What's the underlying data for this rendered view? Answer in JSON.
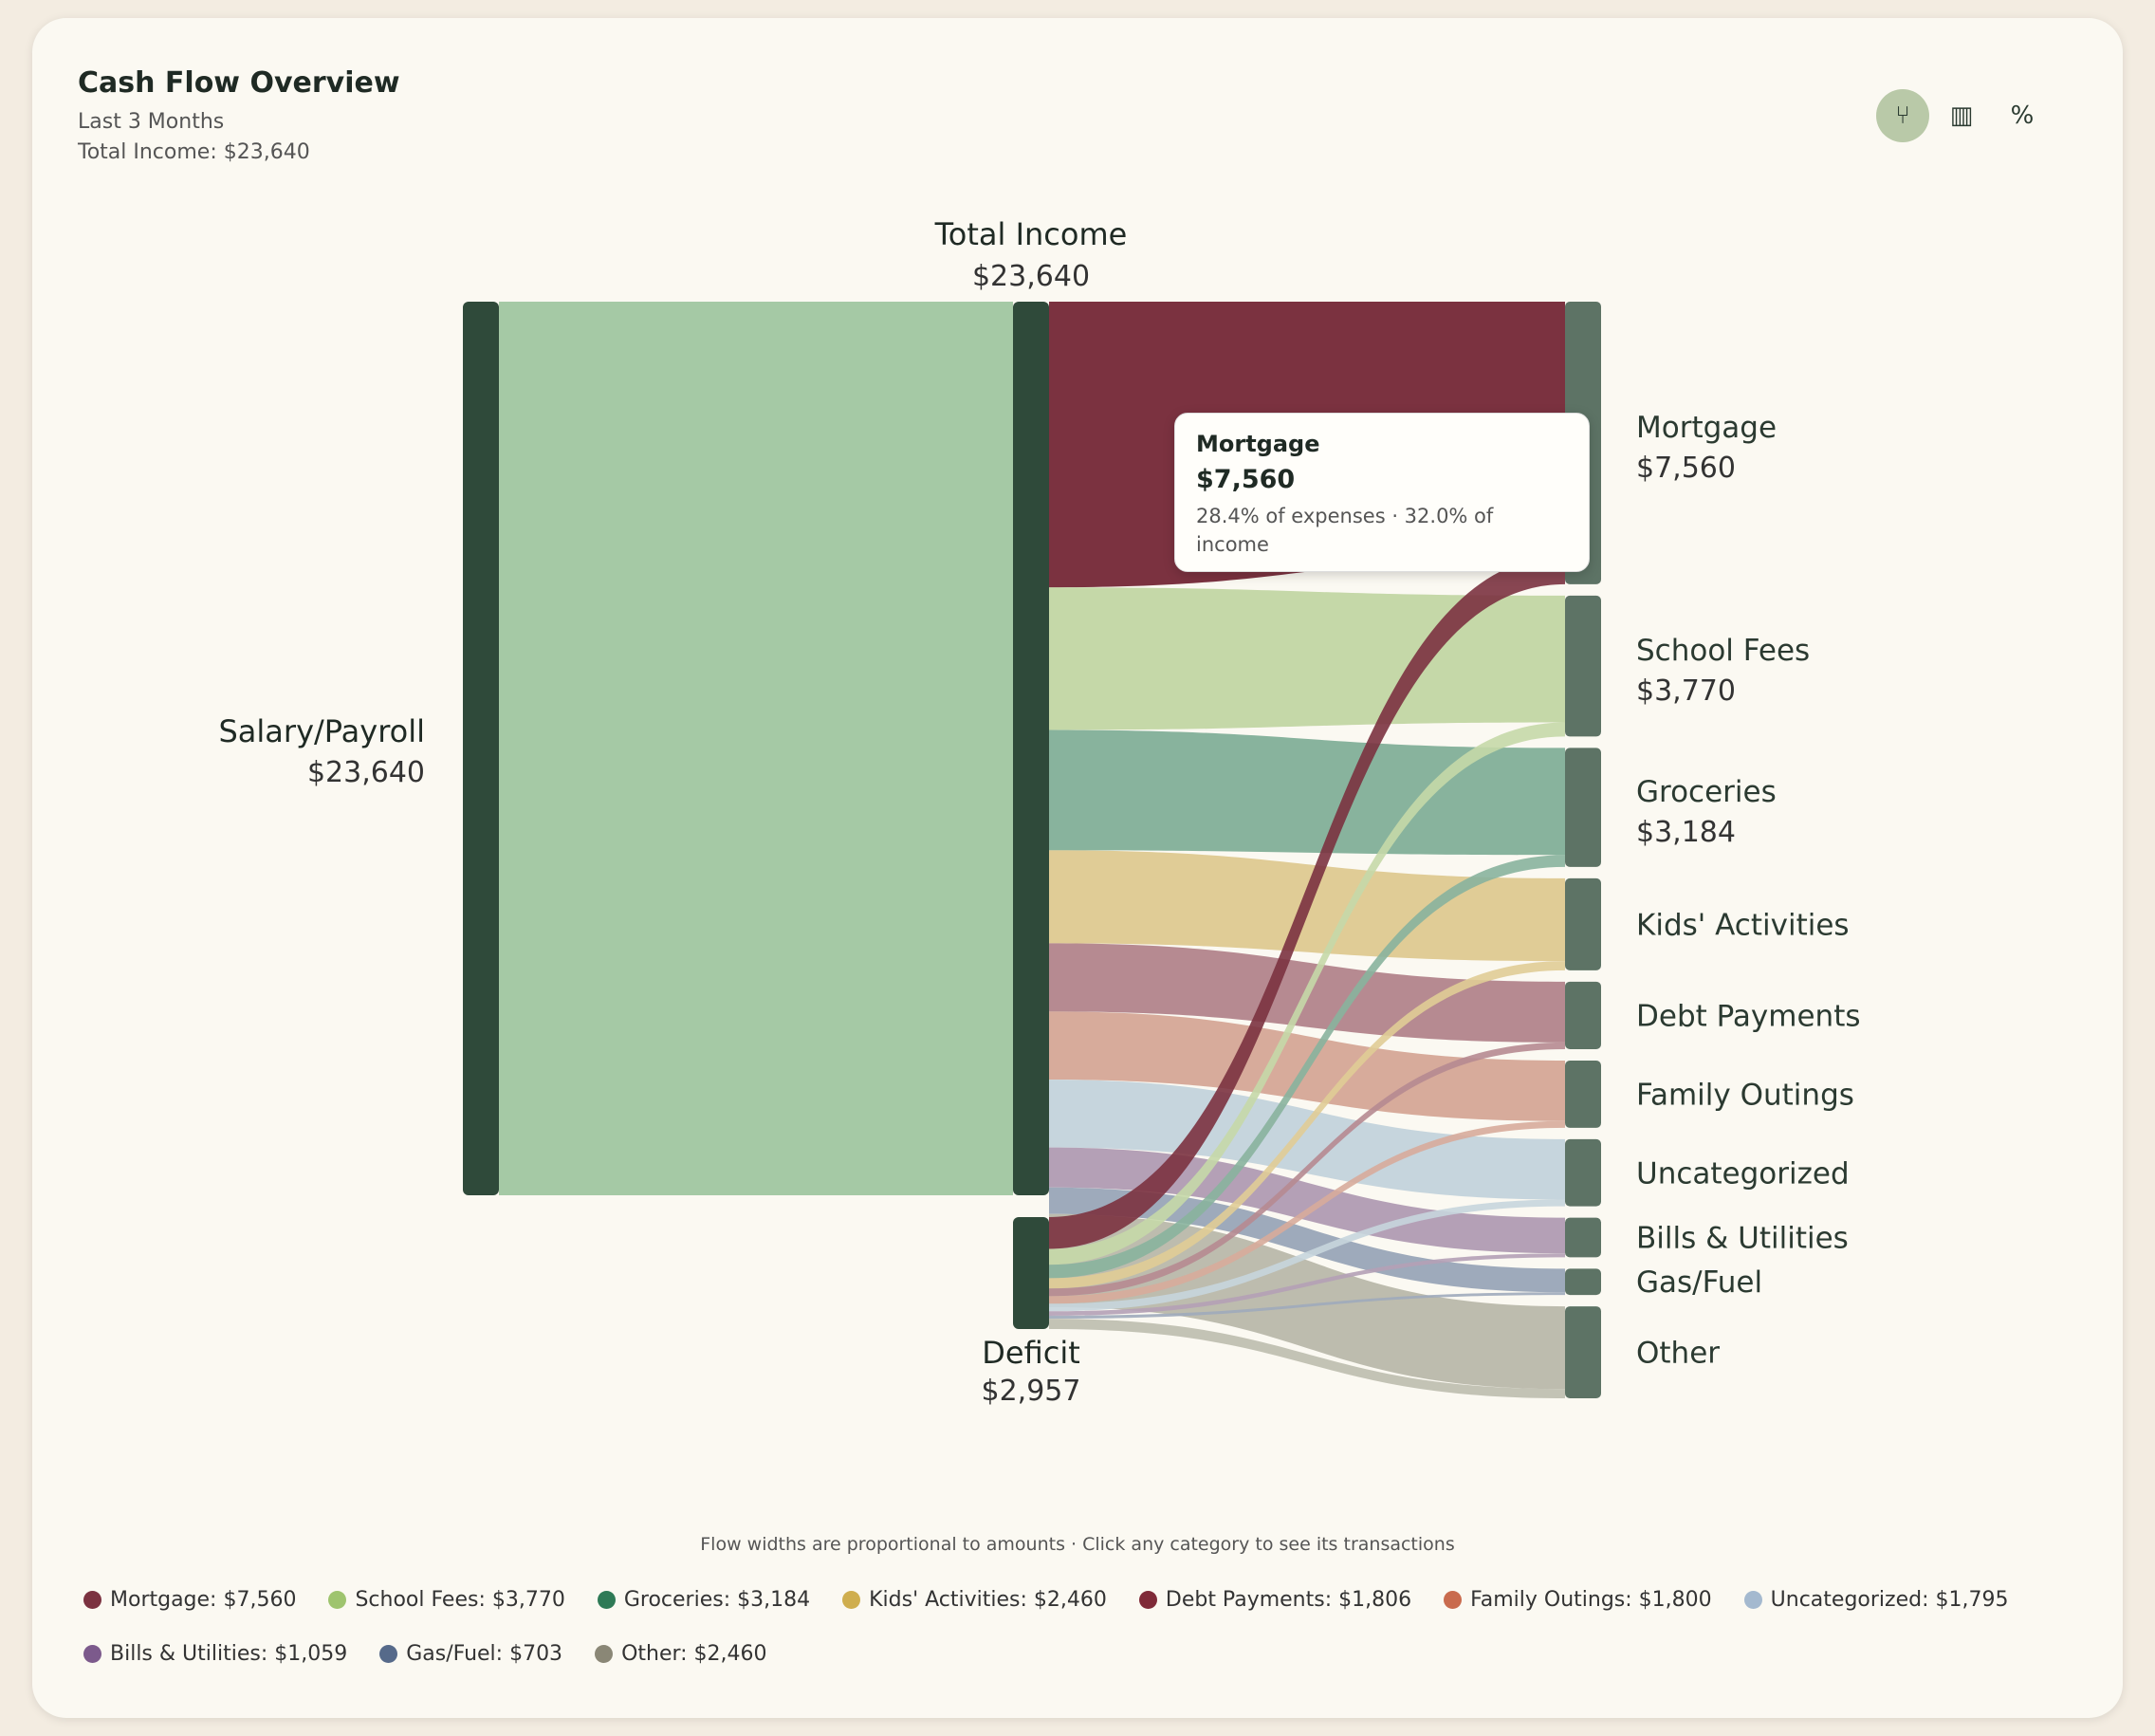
{
  "header": {
    "title": "Cash Flow Overview",
    "subtitle": "Last 3 Months",
    "total_income": "Total Income: $23,640"
  },
  "toolbar": {
    "tools": [
      {
        "name": "sankey-view",
        "icon": "branch-icon",
        "glyph": "⑂",
        "active": true
      },
      {
        "name": "bar-view",
        "icon": "bar-chart-icon",
        "glyph": "▥",
        "active": false
      },
      {
        "name": "percent-view",
        "icon": "percent-icon",
        "glyph": "%",
        "active": false
      }
    ]
  },
  "tooltip": {
    "title": "Mortgage",
    "value": "$7,560",
    "note": "28.4% of expenses · 32.0% of income"
  },
  "footnote": "Flow widths are proportional to amounts · Click any category to see its transactions",
  "legend": [
    {
      "label": "Mortgage: $7,560",
      "color": "#7b3240"
    },
    {
      "label": "School Fees: $3,770",
      "color": "#9ec46e"
    },
    {
      "label": "Groceries: $3,184",
      "color": "#2e7a56"
    },
    {
      "label": "Kids' Activities: $2,460",
      "color": "#cfae4e"
    },
    {
      "label": "Debt Payments: $1,806",
      "color": "#7f2a38"
    },
    {
      "label": "Family Outings: $1,800",
      "color": "#c96b4e"
    },
    {
      "label": "Uncategorized: $1,795",
      "color": "#a4b9cf"
    },
    {
      "label": "Bills & Utilities: $1,059",
      "color": "#7c5a8c"
    },
    {
      "label": "Gas/Fuel: $703",
      "color": "#566a8a"
    },
    {
      "label": "Other: $2,460",
      "color": "#8a8776"
    }
  ],
  "chart_data": {
    "type": "sankey",
    "sources": [
      {
        "name": "Salary/Payroll",
        "value": 23640,
        "value_label": "$23,640"
      },
      {
        "name": "Deficit",
        "value": 2957,
        "value_label": "$2,957"
      }
    ],
    "hub": {
      "name": "Total Income",
      "value": 23640,
      "value_label": "$23,640"
    },
    "categories": [
      {
        "name": "Mortgage",
        "value": 7560,
        "value_label": "$7,560",
        "flow_color": "#7b3240"
      },
      {
        "name": "School Fees",
        "value": 3770,
        "value_label": "$3,770",
        "flow_color": "#c5d8a8"
      },
      {
        "name": "Groceries",
        "value": 3184,
        "value_label": "$3,184",
        "flow_color": "#88b39d"
      },
      {
        "name": "Kids' Activities",
        "value": 2460,
        "value_label": "",
        "flow_color": "#e0cc96"
      },
      {
        "name": "Debt Payments",
        "value": 1806,
        "value_label": "",
        "flow_color": "#b68a91"
      },
      {
        "name": "Family Outings",
        "value": 1800,
        "value_label": "",
        "flow_color": "#d7ab9b"
      },
      {
        "name": "Uncategorized",
        "value": 1795,
        "value_label": "",
        "flow_color": "#c6d5dd"
      },
      {
        "name": "Bills & Utilities",
        "value": 1059,
        "value_label": "",
        "flow_color": "#b4a0b6"
      },
      {
        "name": "Gas/Fuel",
        "value": 703,
        "value_label": "",
        "flow_color": "#9eaabb"
      },
      {
        "name": "Other",
        "value": 2460,
        "value_label": "",
        "flow_color": "#bdbcae"
      }
    ],
    "colors": {
      "node_dark": "#2f4a3a",
      "node_category": "#5d7365",
      "salary_flow": "#a5c9a5",
      "deficit_flow": "#a5c9a5"
    }
  }
}
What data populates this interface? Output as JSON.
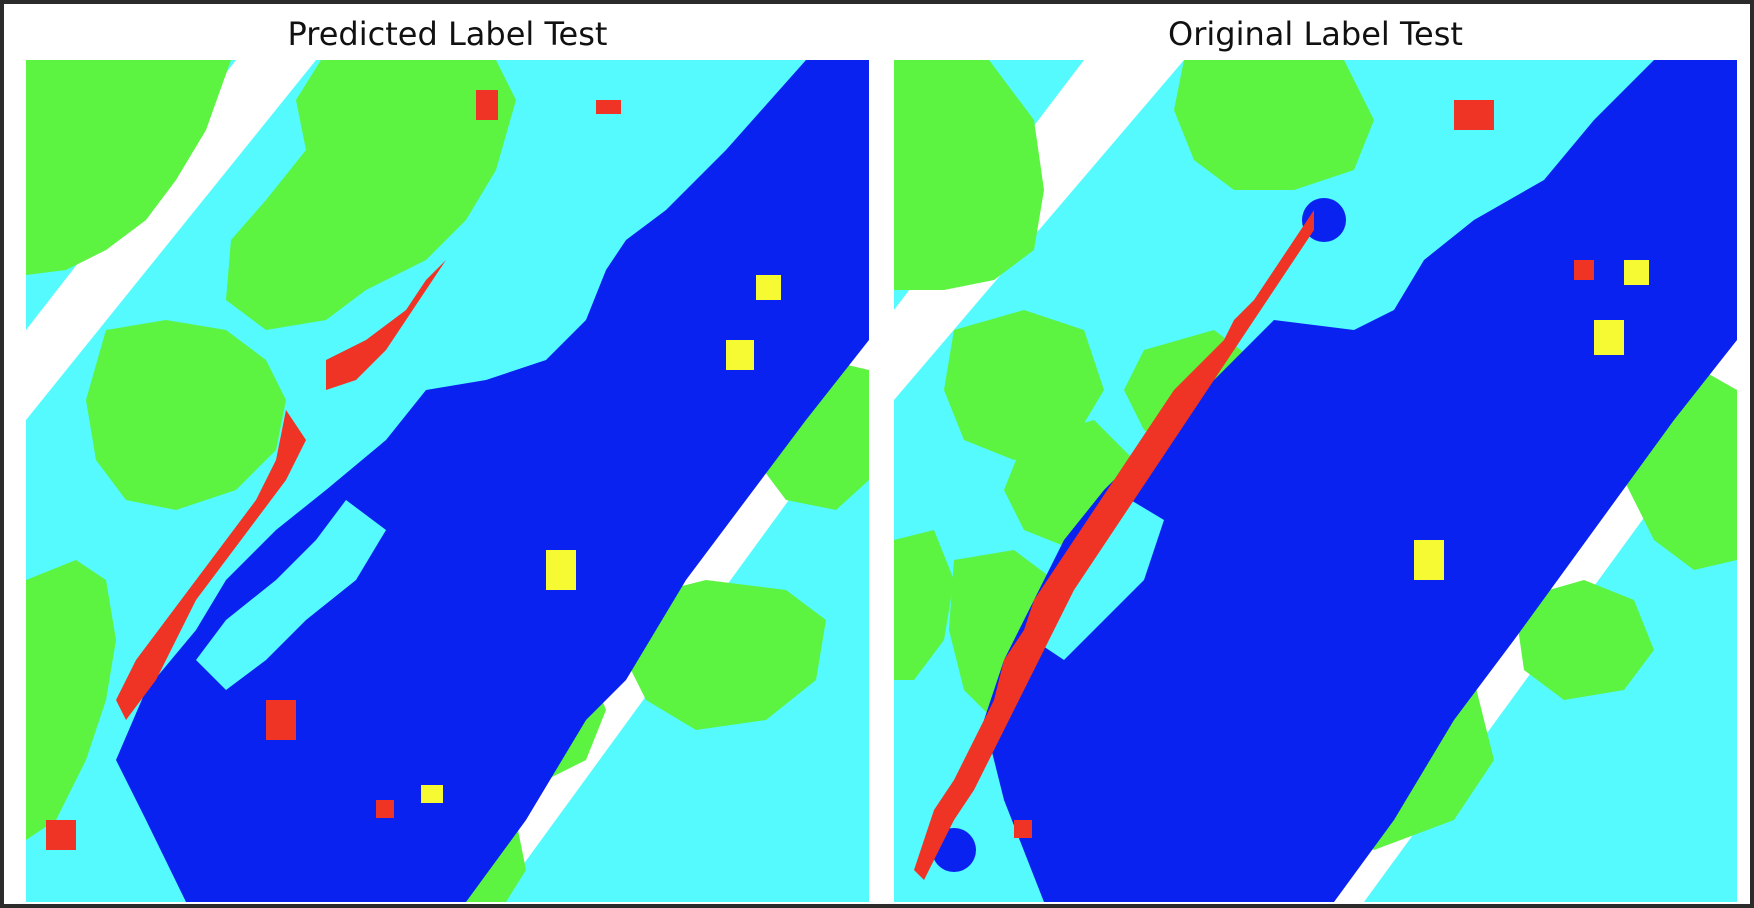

[Short problem]:
Retype the whole listing exactly and leave the pictures out.

[Worked answer]:
What's the underlying data for this rendered view? Answer in JSON.
{
  "header": {
    "title": "Cash Flow Overview",
    "subtitle": "Last 3 Months",
    "total_income": "Total Income: $23,640"
  },
  "toolbar": {
    "tools": [
      {
        "name": "sankey-view",
        "icon": "branch-icon",
        "glyph": "⑂",
        "active": true
      },
      {
        "name": "bar-view",
        "icon": "bar-chart-icon",
        "glyph": "▥",
        "active": false
      },
      {
        "name": "percent-view",
        "icon": "percent-icon",
        "glyph": "%",
        "active": false
      }
    ]
  },
  "tooltip": {
    "title": "Mortgage",
    "value": "$7,560",
    "note": "28.4% of expenses · 32.0% of income"
  },
  "footnote": "Flow widths are proportional to amounts · Click any category to see its transactions",
  "legend": [
    {
      "label": "Mortgage: $7,560",
      "color": "#7b3240"
    },
    {
      "label": "School Fees: $3,770",
      "color": "#9ec46e"
    },
    {
      "label": "Groceries: $3,184",
      "color": "#2e7a56"
    },
    {
      "label": "Kids' Activities: $2,460",
      "color": "#cfae4e"
    },
    {
      "label": "Debt Payments: $1,806",
      "color": "#7f2a38"
    },
    {
      "label": "Family Outings: $1,800",
      "color": "#c96b4e"
    },
    {
      "label": "Uncategorized: $1,795",
      "color": "#a4b9cf"
    },
    {
      "label": "Bills & Utilities: $1,059",
      "color": "#7c5a8c"
    },
    {
      "label": "Gas/Fuel: $703",
      "color": "#566a8a"
    },
    {
      "label": "Other: $2,460",
      "color": "#8a8776"
    }
  ],
  "chart_data": {
    "type": "sankey",
    "sources": [
      {
        "name": "Salary/Payroll",
        "value": 23640,
        "value_label": "$23,640"
      },
      {
        "name": "Deficit",
        "value": 2957,
        "value_label": "$2,957"
      }
    ],
    "hub": {
      "name": "Total Income",
      "value": 23640,
      "value_label": "$23,640"
    },
    "categories": [
      {
        "name": "Mortgage",
        "value": 7560,
        "value_label": "$7,560",
        "flow_color": "#7b3240"
      },
      {
        "name": "School Fees",
        "value": 3770,
        "value_label": "$3,770",
        "flow_color": "#c5d8a8"
      },
      {
        "name": "Groceries",
        "value": 3184,
        "value_label": "$3,184",
        "flow_color": "#88b39d"
      },
      {
        "name": "Kids' Activities",
        "value": 2460,
        "value_label": "",
        "flow_color": "#e0cc96"
      },
      {
        "name": "Debt Payments",
        "value": 1806,
        "value_label": "",
        "flow_color": "#b68a91"
      },
      {
        "name": "Family Outings",
        "value": 1800,
        "value_label": "",
        "flow_color": "#d7ab9b"
      },
      {
        "name": "Uncategorized",
        "value": 1795,
        "value_label": "",
        "flow_color": "#c6d5dd"
      },
      {
        "name": "Bills & Utilities",
        "value": 1059,
        "value_label": "",
        "flow_color": "#b4a0b6"
      },
      {
        "name": "Gas/Fuel",
        "value": 703,
        "value_label": "",
        "flow_color": "#9eaabb"
      },
      {
        "name": "Other",
        "value": 2460,
        "value_label": "",
        "flow_color": "#bdbcae"
      }
    ],
    "colors": {
      "node_dark": "#2f4a3a",
      "node_category": "#5d7365",
      "salary_flow": "#a5c9a5",
      "deficit_flow": "#a5c9a5"
    }
  }
}
What data populates this interface? Output as JSON.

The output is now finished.